**Text**
◇ ◇ ◇ ◇

The wireless telecommunications market has experienced an enormous subscriber growth in recent years, with no signs of slowing. It is therefore becoming more and more essential for wireless network operators to be able to increase capacity (i.e. support more subscribers) with the limited available spectrum of transmission frequencies.
There are currently a number of techniques in use or under development to improve the downlink (base-station-to-mobile subscriber) transmission capacity of wireless networks. The most common technique is to use sectored antennas within cells whereby either separate antennas or separate beams of a phased array antenna system are used to cover different geographic sectors within the cell. Other techniques for increasing network capacity include time division multiple access (“TDMA”) and frequency division multiple access (“FDMA”) such as used by, for example, the GSM (“Global System for Mobile telecommunications”) system predominant in Europe. Code division multiple access (“CDMA”) is an increasingly pervasive technique for expanding subscriber capacity.

◇ ◇ ◇ ◇

[Document layout detection data]
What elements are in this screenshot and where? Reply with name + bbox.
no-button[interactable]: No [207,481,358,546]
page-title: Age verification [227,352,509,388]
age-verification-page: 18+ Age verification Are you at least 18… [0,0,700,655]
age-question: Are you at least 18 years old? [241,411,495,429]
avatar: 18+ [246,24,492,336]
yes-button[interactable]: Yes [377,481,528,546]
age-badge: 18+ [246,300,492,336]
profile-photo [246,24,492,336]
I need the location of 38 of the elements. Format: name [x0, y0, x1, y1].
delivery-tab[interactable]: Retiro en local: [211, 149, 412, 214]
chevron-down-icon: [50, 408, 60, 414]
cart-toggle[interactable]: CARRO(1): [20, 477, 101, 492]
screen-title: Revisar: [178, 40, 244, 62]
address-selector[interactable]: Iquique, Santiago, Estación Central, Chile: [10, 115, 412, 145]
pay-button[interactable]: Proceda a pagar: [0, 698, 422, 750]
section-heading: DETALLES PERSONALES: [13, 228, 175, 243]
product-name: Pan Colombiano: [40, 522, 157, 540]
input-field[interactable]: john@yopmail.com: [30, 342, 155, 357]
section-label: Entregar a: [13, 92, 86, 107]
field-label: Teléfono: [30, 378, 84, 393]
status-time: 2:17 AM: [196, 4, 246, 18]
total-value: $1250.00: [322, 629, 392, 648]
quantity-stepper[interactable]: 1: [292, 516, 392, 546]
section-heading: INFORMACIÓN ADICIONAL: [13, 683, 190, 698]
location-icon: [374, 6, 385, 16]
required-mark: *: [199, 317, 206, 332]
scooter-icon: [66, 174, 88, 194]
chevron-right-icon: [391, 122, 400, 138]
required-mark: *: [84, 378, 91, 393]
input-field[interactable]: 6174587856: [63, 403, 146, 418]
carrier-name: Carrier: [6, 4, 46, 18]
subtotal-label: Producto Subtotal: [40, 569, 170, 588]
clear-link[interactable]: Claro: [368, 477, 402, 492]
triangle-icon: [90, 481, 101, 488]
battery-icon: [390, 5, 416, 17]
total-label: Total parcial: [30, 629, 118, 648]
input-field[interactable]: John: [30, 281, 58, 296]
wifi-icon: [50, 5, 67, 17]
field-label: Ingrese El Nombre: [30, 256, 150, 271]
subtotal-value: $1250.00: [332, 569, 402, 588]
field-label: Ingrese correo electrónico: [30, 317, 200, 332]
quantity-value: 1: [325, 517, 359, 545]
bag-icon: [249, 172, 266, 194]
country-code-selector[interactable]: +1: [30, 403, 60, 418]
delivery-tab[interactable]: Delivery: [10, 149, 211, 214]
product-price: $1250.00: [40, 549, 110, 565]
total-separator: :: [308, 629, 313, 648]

◇ ◇ ◇ ◇

**Problem A**
List every abbreviation that the text on wireless network capacity defines, each with the full term it stands for.
**Problem B**
Carry on the text about increasing wireless network capacity from its last sentence.
None of the data is needed for the tasks.

**Exercise result A**
- TDMA: time division multiple access
- FDMA: frequency division multiple access
- GSM: Global System for Mobile telecommunications
- CDMA: code division multiple access

**Exercise result B**
Most typically, cells are divided into three or six sectors, where each sector covers 120° or 60° degrees respectively. With this approach, the capacity of a cell with three equal-sectored (120°) antennas, for example, is increased due to an increase in the reuse of channels throughout the network and/or improved signal quality associated with the use of directional antennas. For example, in a code division multiple access system, theoretically three times the capacity of that of a cell using an omnidirectional antenna at the base station may be achieved using a three sectored system. Ideally, the capacity could be improved n-fold by employing n 2p/n radian beamwidth antennas or antenna sectors. As a practical matter, this ideal increase is not possible due to the necessity and desirability of some beam overlap (see, Viterbi, CDMA, Principles of Spread Spectrum Communications, p. 227 (1995) incorporated herein by reference).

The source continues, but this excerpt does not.